— start Data for processing —
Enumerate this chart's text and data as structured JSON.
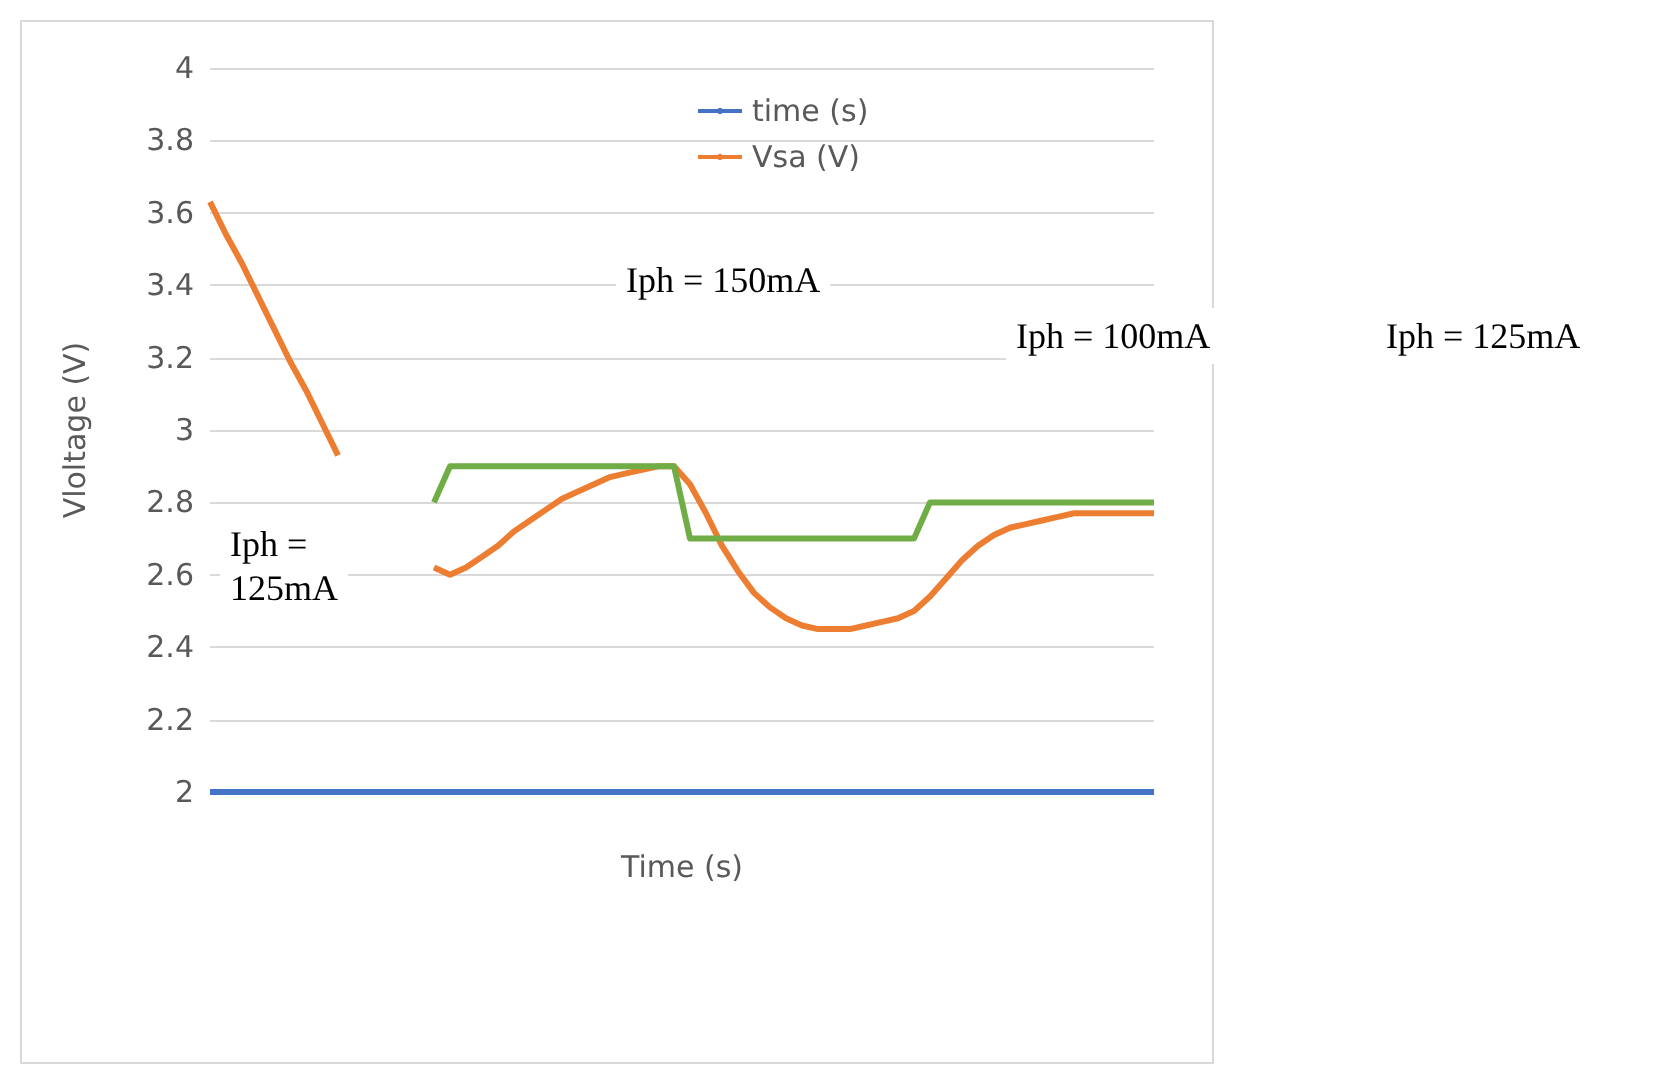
{
  "chart_data": {
    "type": "line",
    "xlabel": "Time (s)",
    "ylabel": "Vloltage (V)",
    "categories": [
      null,
      null,
      null,
      null,
      null,
      null,
      null,
      null,
      null,
      null,
      null,
      null,
      null,
      null,
      null,
      null,
      null,
      null,
      null,
      null,
      null,
      null,
      null,
      null,
      null,
      null,
      null,
      null,
      null,
      null,
      null,
      null,
      null,
      null,
      null,
      null,
      null,
      null,
      null,
      null,
      null,
      null,
      null,
      null,
      null,
      null,
      null,
      null,
      null,
      null,
      null,
      null,
      null,
      null,
      null,
      null,
      null,
      null,
      null,
      null
    ],
    "series": [
      {
        "name": "time (s)",
        "color": "#4472c4",
        "values": [
          2,
          2,
          2,
          2,
          2,
          2,
          2,
          2,
          2,
          2,
          2,
          2,
          2,
          2,
          2,
          2,
          2,
          2,
          2,
          2,
          2,
          2,
          2,
          2,
          2,
          2,
          2,
          2,
          2,
          2,
          2,
          2,
          2,
          2,
          2,
          2,
          2,
          2,
          2,
          2,
          2,
          2,
          2,
          2,
          2,
          2,
          2,
          2,
          2,
          2,
          2,
          2,
          2,
          2,
          2,
          2,
          2,
          2,
          2,
          2
        ]
      },
      {
        "name": "Vsa (V)",
        "color": "#ed7d31",
        "values": [
          3.63,
          3.54,
          3.46,
          3.37,
          3.28,
          3.19,
          3.11,
          3.02,
          2.93,
          null,
          null,
          null,
          null,
          null,
          2.62,
          2.6,
          2.62,
          2.65,
          2.68,
          2.72,
          2.75,
          2.78,
          2.81,
          2.83,
          2.85,
          2.87,
          2.88,
          2.89,
          2.9,
          2.9,
          2.85,
          2.77,
          2.68,
          2.61,
          2.55,
          2.51,
          2.48,
          2.46,
          2.45,
          2.45,
          2.45,
          2.46,
          2.47,
          2.48,
          2.5,
          2.54,
          2.59,
          2.64,
          2.68,
          2.71,
          2.73,
          2.74,
          2.75,
          2.76,
          2.77,
          2.77,
          2.77,
          2.77,
          2.77,
          2.77
        ]
      },
      {
        "color": "#70ad47",
        "values": [
          null,
          null,
          null,
          null,
          null,
          null,
          null,
          null,
          null,
          null,
          null,
          null,
          null,
          null,
          2.8,
          2.9,
          2.9,
          2.9,
          2.9,
          2.9,
          2.9,
          2.9,
          2.9,
          2.9,
          2.9,
          2.9,
          2.9,
          2.9,
          2.9,
          2.9,
          2.7,
          2.7,
          2.7,
          2.7,
          2.7,
          2.7,
          2.7,
          2.7,
          2.7,
          2.7,
          2.7,
          2.7,
          2.7,
          2.7,
          2.7,
          2.8,
          2.8,
          2.8,
          2.8,
          2.8,
          2.8,
          2.8,
          2.8,
          2.8,
          2.8,
          2.8,
          2.8,
          2.8,
          2.8,
          2.8
        ]
      }
    ],
    "ylim": [
      2,
      4
    ],
    "yticks": [
      2,
      2.2,
      2.4,
      2.6,
      2.8,
      3,
      3.2,
      3.4,
      3.6,
      3.8,
      4
    ],
    "grid": "y",
    "legend": "top",
    "line_style": "solid",
    "marker": "none",
    "annotations": [
      "Iph = 150mA",
      "Iph = 100mA",
      "Iph = 125mA",
      "Iph =\n125mA"
    ]
  }
}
— end Data for processing —
◆ **Your objective**: Gather all lines with the string "color" from the data.

◆ **Response to the task**:
        "color": "#4472c4",
        "color": "#ed7d31",
        "color": "#70ad47",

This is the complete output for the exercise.